* BEGIN INFORMATION PROVIDED *
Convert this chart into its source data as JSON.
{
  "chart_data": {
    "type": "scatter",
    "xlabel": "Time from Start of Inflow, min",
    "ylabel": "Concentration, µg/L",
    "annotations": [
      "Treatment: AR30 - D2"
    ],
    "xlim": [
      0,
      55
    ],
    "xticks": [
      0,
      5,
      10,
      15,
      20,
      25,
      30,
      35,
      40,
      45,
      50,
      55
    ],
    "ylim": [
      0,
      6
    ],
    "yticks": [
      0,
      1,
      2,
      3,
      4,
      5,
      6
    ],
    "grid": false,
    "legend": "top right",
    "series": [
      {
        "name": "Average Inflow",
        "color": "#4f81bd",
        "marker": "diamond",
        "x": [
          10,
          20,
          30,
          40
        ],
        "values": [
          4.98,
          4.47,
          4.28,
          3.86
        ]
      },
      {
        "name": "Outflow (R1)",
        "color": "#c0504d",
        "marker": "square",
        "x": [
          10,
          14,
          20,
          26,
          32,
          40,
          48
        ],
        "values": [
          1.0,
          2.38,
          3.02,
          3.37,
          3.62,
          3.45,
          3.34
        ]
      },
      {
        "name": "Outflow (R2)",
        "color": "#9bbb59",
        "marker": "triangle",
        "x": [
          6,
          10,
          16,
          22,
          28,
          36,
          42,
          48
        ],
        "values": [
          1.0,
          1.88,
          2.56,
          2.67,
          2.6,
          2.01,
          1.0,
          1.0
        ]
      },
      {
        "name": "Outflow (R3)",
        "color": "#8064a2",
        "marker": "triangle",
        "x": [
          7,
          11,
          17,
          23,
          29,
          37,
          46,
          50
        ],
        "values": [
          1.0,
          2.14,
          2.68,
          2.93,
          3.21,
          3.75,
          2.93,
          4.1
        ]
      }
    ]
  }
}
* END INFORMATION PROVIDED *
* BEGIN INFORMATION PROVIDED *
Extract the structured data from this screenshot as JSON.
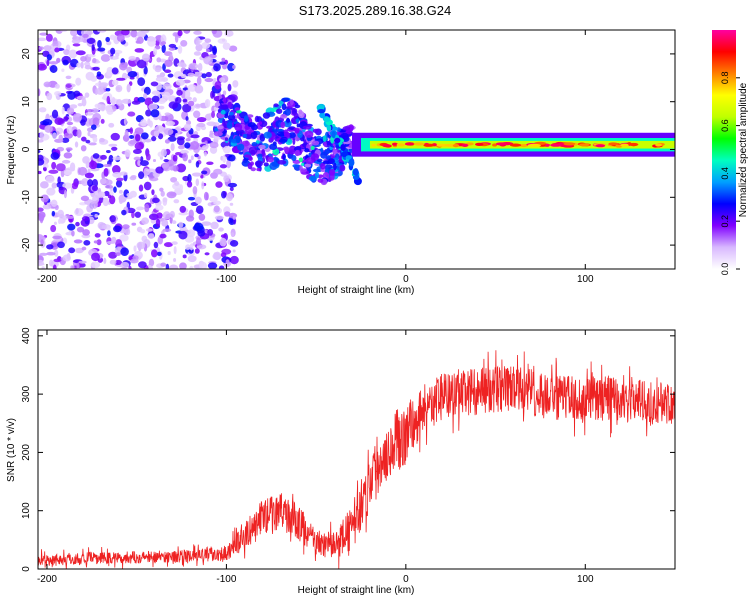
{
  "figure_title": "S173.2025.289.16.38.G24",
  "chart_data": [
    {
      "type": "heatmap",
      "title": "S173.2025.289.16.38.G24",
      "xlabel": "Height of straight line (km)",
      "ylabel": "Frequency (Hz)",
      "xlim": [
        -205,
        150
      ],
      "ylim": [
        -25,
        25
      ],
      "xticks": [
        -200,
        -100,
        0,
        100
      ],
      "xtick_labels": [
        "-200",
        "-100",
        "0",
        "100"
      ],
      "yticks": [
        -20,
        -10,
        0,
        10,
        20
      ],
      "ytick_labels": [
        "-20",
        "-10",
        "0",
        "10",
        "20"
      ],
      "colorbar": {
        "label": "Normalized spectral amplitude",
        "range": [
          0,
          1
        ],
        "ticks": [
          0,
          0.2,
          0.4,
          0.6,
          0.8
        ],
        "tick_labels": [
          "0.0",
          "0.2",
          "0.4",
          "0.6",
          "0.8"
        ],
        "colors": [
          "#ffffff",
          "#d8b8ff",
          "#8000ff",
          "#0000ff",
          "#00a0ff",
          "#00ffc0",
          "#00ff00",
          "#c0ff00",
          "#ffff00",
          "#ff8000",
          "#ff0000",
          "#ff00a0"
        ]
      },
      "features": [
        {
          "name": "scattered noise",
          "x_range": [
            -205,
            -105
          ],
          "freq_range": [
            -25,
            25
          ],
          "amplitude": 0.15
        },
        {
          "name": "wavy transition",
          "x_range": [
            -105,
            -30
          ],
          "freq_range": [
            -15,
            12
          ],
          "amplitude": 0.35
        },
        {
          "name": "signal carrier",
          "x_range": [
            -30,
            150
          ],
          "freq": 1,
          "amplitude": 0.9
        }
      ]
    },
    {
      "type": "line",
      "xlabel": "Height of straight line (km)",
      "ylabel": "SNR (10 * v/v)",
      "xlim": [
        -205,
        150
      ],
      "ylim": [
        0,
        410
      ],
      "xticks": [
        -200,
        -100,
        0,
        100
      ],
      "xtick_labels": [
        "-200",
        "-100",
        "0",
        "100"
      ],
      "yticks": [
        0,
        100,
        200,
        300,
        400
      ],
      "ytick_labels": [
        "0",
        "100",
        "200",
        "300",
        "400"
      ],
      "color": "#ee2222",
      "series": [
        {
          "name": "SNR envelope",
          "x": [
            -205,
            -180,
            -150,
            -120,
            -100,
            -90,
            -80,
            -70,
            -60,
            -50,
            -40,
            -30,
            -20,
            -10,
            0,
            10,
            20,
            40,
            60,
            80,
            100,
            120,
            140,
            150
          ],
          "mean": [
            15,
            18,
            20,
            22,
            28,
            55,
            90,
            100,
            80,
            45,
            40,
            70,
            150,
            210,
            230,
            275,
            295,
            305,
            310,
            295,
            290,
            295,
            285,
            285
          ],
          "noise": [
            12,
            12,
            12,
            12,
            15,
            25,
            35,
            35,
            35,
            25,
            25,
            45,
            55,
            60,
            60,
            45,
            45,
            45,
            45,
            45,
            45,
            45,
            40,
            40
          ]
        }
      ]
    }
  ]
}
* END INFORMATION PROVIDED *
GIVEN INSTRUCTION
Read the entries above, then pull out the lines that include "from".

WRITTEN SOLUTION
    "xlabel": "Time from Start of Inflow, min",
Extract the structured data from this screenshot as JSON.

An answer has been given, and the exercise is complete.